Collect all the lines that mention the word "this".

● **Data to use**
··········

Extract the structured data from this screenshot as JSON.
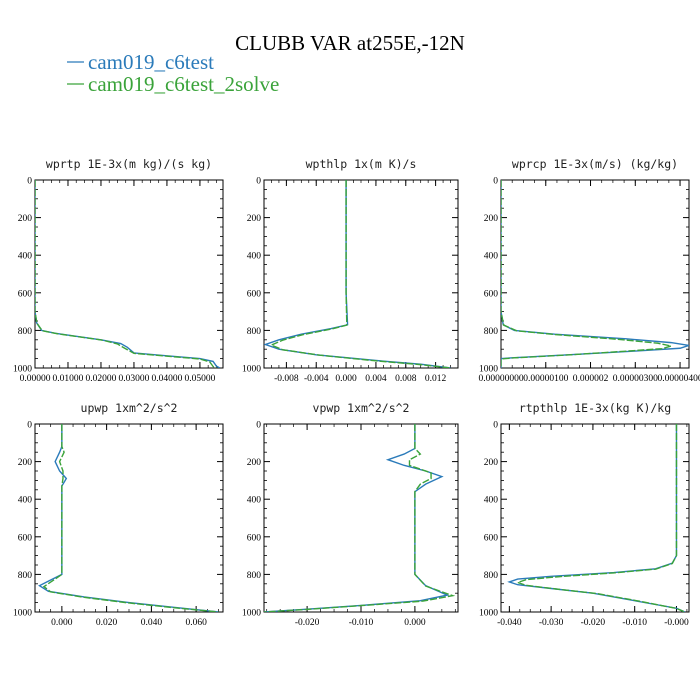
{
  "chart_data": {
    "type": "line",
    "title": "CLUBB VAR at255E,-12N",
    "series_styles": [
      {
        "name": "cam019_c6test",
        "color": "#2b7bba"
      },
      {
        "name": "cam019_c6test_2solve",
        "color": "#3aa33a"
      }
    ],
    "y_ticks": [
      "0",
      "200",
      "400",
      "600",
      "800",
      "1000"
    ],
    "ylim": [
      0,
      1000
    ],
    "panels": [
      {
        "title": "wprtp  1E-3x(m kg)/(s kg)",
        "xlim": [
          0,
          0.057
        ],
        "x_ticks": [
          0,
          0.01,
          0.02,
          0.03,
          0.04,
          0.05
        ],
        "x_tick_labels": [
          "0.00000",
          "0.01000",
          "0.02000",
          "0.03000",
          "0.04000",
          "0.05000"
        ],
        "series": [
          {
            "name": "cam019_c6test",
            "points": [
              [
                0,
                0
              ],
              [
                0,
                700
              ],
              [
                0.0005,
                760
              ],
              [
                0.002,
                800
              ],
              [
                0.006,
                815
              ],
              [
                0.012,
                830
              ],
              [
                0.02,
                850
              ],
              [
                0.026,
                870
              ],
              [
                0.028,
                890
              ],
              [
                0.03,
                920
              ],
              [
                0.04,
                935
              ],
              [
                0.05,
                950
              ],
              [
                0.054,
                965
              ],
              [
                0.055,
                990
              ],
              [
                0.056,
                1000
              ]
            ]
          },
          {
            "name": "cam019_c6test_2solve",
            "points": [
              [
                0,
                0
              ],
              [
                0,
                700
              ],
              [
                0.0006,
                762
              ],
              [
                0.0022,
                802
              ],
              [
                0.0065,
                817
              ],
              [
                0.0125,
                832
              ],
              [
                0.0205,
                852
              ],
              [
                0.025,
                872
              ],
              [
                0.027,
                893
              ],
              [
                0.03,
                922
              ],
              [
                0.04,
                937
              ],
              [
                0.05,
                952
              ],
              [
                0.053,
                968
              ],
              [
                0.054,
                992
              ],
              [
                0.055,
                1000
              ]
            ]
          }
        ]
      },
      {
        "title": "wpthlp  1x(m K)/s",
        "xlim": [
          -0.011,
          0.015
        ],
        "x_ticks": [
          -0.008,
          -0.004,
          0.0,
          0.004,
          0.008,
          0.012
        ],
        "x_tick_labels": [
          "-0.008",
          "-0.004",
          "0.000",
          "0.004",
          "0.008",
          "0.012"
        ],
        "series": [
          {
            "name": "cam019_c6test",
            "points": [
              [
                0,
                0
              ],
              [
                0,
                200
              ],
              [
                0,
                400
              ],
              [
                0,
                600
              ],
              [
                0.0002,
                770
              ],
              [
                -0.002,
                790
              ],
              [
                -0.006,
                820
              ],
              [
                -0.009,
                850
              ],
              [
                -0.0108,
                875
              ],
              [
                -0.009,
                900
              ],
              [
                -0.004,
                930
              ],
              [
                0.004,
                960
              ],
              [
                0.01,
                980
              ],
              [
                0.014,
                1000
              ]
            ]
          },
          {
            "name": "cam019_c6test_2solve",
            "points": [
              [
                0,
                0
              ],
              [
                0,
                200
              ],
              [
                0,
                400
              ],
              [
                0,
                600
              ],
              [
                0.0001,
                772
              ],
              [
                -0.002,
                793
              ],
              [
                -0.0058,
                823
              ],
              [
                -0.0085,
                852
              ],
              [
                -0.01,
                878
              ],
              [
                -0.0085,
                903
              ],
              [
                -0.0035,
                932
              ],
              [
                0.004,
                962
              ],
              [
                0.01,
                982
              ],
              [
                0.014,
                1000
              ]
            ]
          }
        ]
      },
      {
        "title": "wprcp  1E-3x(m/s) (kg/kg)",
        "xlim": [
          0,
          4.2e-06
        ],
        "x_ticks": [
          0,
          1e-06,
          2e-06,
          3e-06,
          4e-06
        ],
        "x_tick_labels": [
          "0.00000000",
          "0.00000100",
          "0.000002",
          "0.00000300",
          "0.00000400"
        ],
        "series": [
          {
            "name": "cam019_c6test",
            "points": [
              [
                0,
                0
              ],
              [
                0,
                700
              ],
              [
                5e-08,
                770
              ],
              [
                3e-07,
                800
              ],
              [
                1.2e-06,
                820
              ],
              [
                2.8e-06,
                845
              ],
              [
                3.8e-06,
                865
              ],
              [
                4.2e-06,
                880
              ],
              [
                4e-06,
                895
              ],
              [
                3e-06,
                910
              ],
              [
                1.5e-06,
                930
              ],
              [
                3e-07,
                945
              ],
              [
                0,
                950
              ],
              [
                0,
                1000
              ]
            ]
          },
          {
            "name": "cam019_c6test_2solve",
            "points": [
              [
                0,
                0
              ],
              [
                0,
                700
              ],
              [
                6e-08,
                772
              ],
              [
                3.5e-07,
                802
              ],
              [
                1.2e-06,
                822
              ],
              [
                2.6e-06,
                847
              ],
              [
                3.5e-06,
                868
              ],
              [
                3.8e-06,
                883
              ],
              [
                3.6e-06,
                897
              ],
              [
                2.7e-06,
                912
              ],
              [
                1.4e-06,
                932
              ],
              [
                3e-07,
                946
              ],
              [
                0,
                952
              ],
              [
                0,
                1000
              ]
            ]
          }
        ]
      },
      {
        "title": "upwp  1xm^2/s^2",
        "xlim": [
          -0.012,
          0.072
        ],
        "x_ticks": [
          0,
          0.02,
          0.04,
          0.06
        ],
        "x_tick_labels": [
          "0.000",
          "0.020",
          "0.040",
          "0.060"
        ],
        "series": [
          {
            "name": "cam019_c6test",
            "points": [
              [
                0,
                0
              ],
              [
                0,
                120
              ],
              [
                -0.001,
                150
              ],
              [
                -0.003,
                200
              ],
              [
                -0.001,
                250
              ],
              [
                0.002,
                290
              ],
              [
                0,
                330
              ],
              [
                0,
                400
              ],
              [
                0,
                600
              ],
              [
                0,
                800
              ],
              [
                -0.005,
                830
              ],
              [
                -0.01,
                860
              ],
              [
                -0.006,
                890
              ],
              [
                0.01,
                920
              ],
              [
                0.03,
                950
              ],
              [
                0.05,
                975
              ],
              [
                0.07,
                1000
              ]
            ]
          },
          {
            "name": "cam019_c6test_2solve",
            "points": [
              [
                0,
                0
              ],
              [
                0,
                120
              ],
              [
                0.001,
                150
              ],
              [
                -0.001,
                200
              ],
              [
                0.0005,
                250
              ],
              [
                0.0005,
                290
              ],
              [
                0,
                330
              ],
              [
                0,
                400
              ],
              [
                0,
                600
              ],
              [
                0,
                800
              ],
              [
                -0.004,
                833
              ],
              [
                -0.008,
                865
              ],
              [
                -0.005,
                893
              ],
              [
                0.01,
                922
              ],
              [
                0.03,
                952
              ],
              [
                0.05,
                977
              ],
              [
                0.07,
                1000
              ]
            ]
          }
        ]
      },
      {
        "title": "vpwp  1xm^2/s^2",
        "xlim": [
          -0.028,
          0.008
        ],
        "x_ticks": [
          -0.02,
          -0.01,
          0.0
        ],
        "x_tick_labels": [
          "-0.020",
          "-0.010",
          "0.000"
        ],
        "series": [
          {
            "name": "cam019_c6test",
            "points": [
              [
                0,
                0
              ],
              [
                0,
                130
              ],
              [
                -0.002,
                160
              ],
              [
                -0.005,
                190
              ],
              [
                -0.002,
                220
              ],
              [
                0.002,
                250
              ],
              [
                0.005,
                280
              ],
              [
                0.002,
                320
              ],
              [
                0,
                360
              ],
              [
                0,
                400
              ],
              [
                0,
                600
              ],
              [
                0,
                800
              ],
              [
                0.002,
                860
              ],
              [
                0.006,
                910
              ],
              [
                0.001,
                940
              ],
              [
                -0.01,
                965
              ],
              [
                -0.02,
                985
              ],
              [
                -0.028,
                1000
              ]
            ]
          },
          {
            "name": "cam019_c6test_2solve",
            "points": [
              [
                0,
                0
              ],
              [
                0,
                130
              ],
              [
                0.001,
                160
              ],
              [
                -0.001,
                190
              ],
              [
                -0.001,
                220
              ],
              [
                0.003,
                260
              ],
              [
                0.003,
                290
              ],
              [
                0.001,
                320
              ],
              [
                0,
                360
              ],
              [
                0,
                400
              ],
              [
                0,
                600
              ],
              [
                0,
                800
              ],
              [
                0.002,
                862
              ],
              [
                0.007,
                913
              ],
              [
                0.0015,
                942
              ],
              [
                -0.01,
                966
              ],
              [
                -0.02,
                986
              ],
              [
                -0.028,
                1000
              ]
            ]
          }
        ]
      },
      {
        "title": "rtpthlp  1E-3x(kg K)/kg",
        "xlim": [
          -0.042,
          0.003
        ],
        "x_ticks": [
          -0.04,
          -0.03,
          -0.02,
          -0.01,
          0.0
        ],
        "x_tick_labels": [
          "-0.040",
          "-0.030",
          "-0.020",
          "-0.010",
          "-0.000"
        ],
        "series": [
          {
            "name": "cam019_c6test",
            "points": [
              [
                0,
                0
              ],
              [
                0,
                400
              ],
              [
                0,
                700
              ],
              [
                -0.001,
                740
              ],
              [
                -0.005,
                770
              ],
              [
                -0.015,
                790
              ],
              [
                -0.03,
                810
              ],
              [
                -0.038,
                825
              ],
              [
                -0.04,
                840
              ],
              [
                -0.038,
                855
              ],
              [
                -0.03,
                875
              ],
              [
                -0.02,
                900
              ],
              [
                -0.01,
                940
              ],
              [
                0,
                980
              ],
              [
                0.002,
                1000
              ]
            ]
          },
          {
            "name": "cam019_c6test_2solve",
            "points": [
              [
                0,
                0
              ],
              [
                0,
                400
              ],
              [
                0,
                700
              ],
              [
                -0.001,
                742
              ],
              [
                -0.005,
                772
              ],
              [
                -0.015,
                792
              ],
              [
                -0.028,
                812
              ],
              [
                -0.036,
                828
              ],
              [
                -0.038,
                843
              ],
              [
                -0.036,
                858
              ],
              [
                -0.029,
                877
              ],
              [
                -0.019,
                902
              ],
              [
                -0.009,
                942
              ],
              [
                0,
                981
              ],
              [
                0.002,
                1000
              ]
            ]
          }
        ]
      }
    ]
  }
}
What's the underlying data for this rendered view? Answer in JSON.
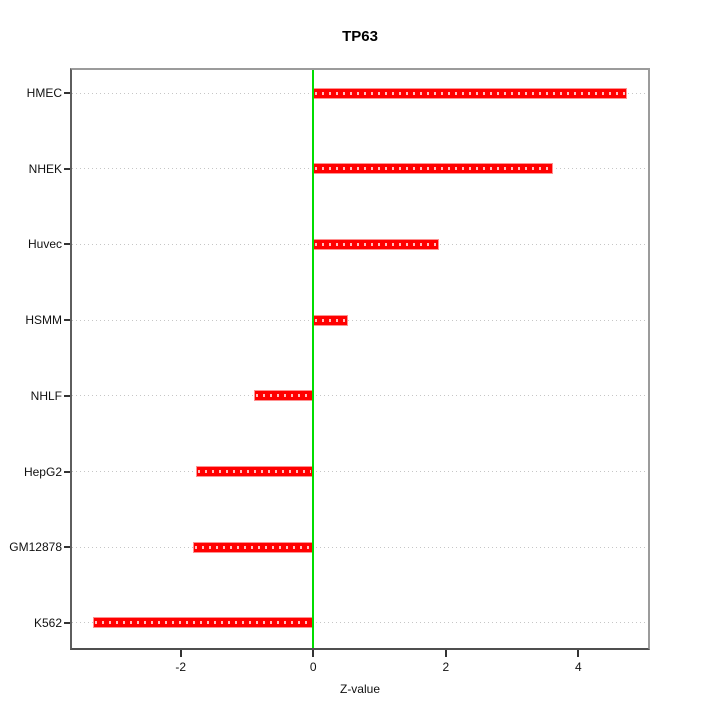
{
  "chart": {
    "title": "TP63",
    "xlabel": "Z-value"
  },
  "chart_data": {
    "type": "bar",
    "orientation": "horizontal",
    "title": "TP63",
    "xlabel": "Z-value",
    "ylabel": "",
    "categories": [
      "HMEC",
      "NHEK",
      "Huvec",
      "HSMM",
      "NHLF",
      "HepG2",
      "GM12878",
      "K562"
    ],
    "values": [
      4.74,
      3.62,
      1.89,
      0.53,
      -0.89,
      -1.77,
      -1.81,
      -3.32
    ],
    "xlim": [
      -3.64,
      5.05
    ],
    "x_ticks": [
      -2,
      0,
      2,
      4
    ],
    "x_tick_labels": [
      "-2",
      "0",
      "2",
      "4"
    ],
    "grid": "horizontal-dotted",
    "zero_line_value": 0,
    "legend": "none",
    "colors": {
      "bar": "#ff0000",
      "bar_border": "#ff9090",
      "zero_line": "#00dd00",
      "grid": "#c6c6c6",
      "box_border": "#8c8c8c",
      "tick": "#333333",
      "text": "#111111",
      "background": "#ffffff"
    }
  }
}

··········

● **Exercise solution**
Extract the structured data from this screenshot as JSON.
What's the underlying data for this rendered view? Answer in JSON.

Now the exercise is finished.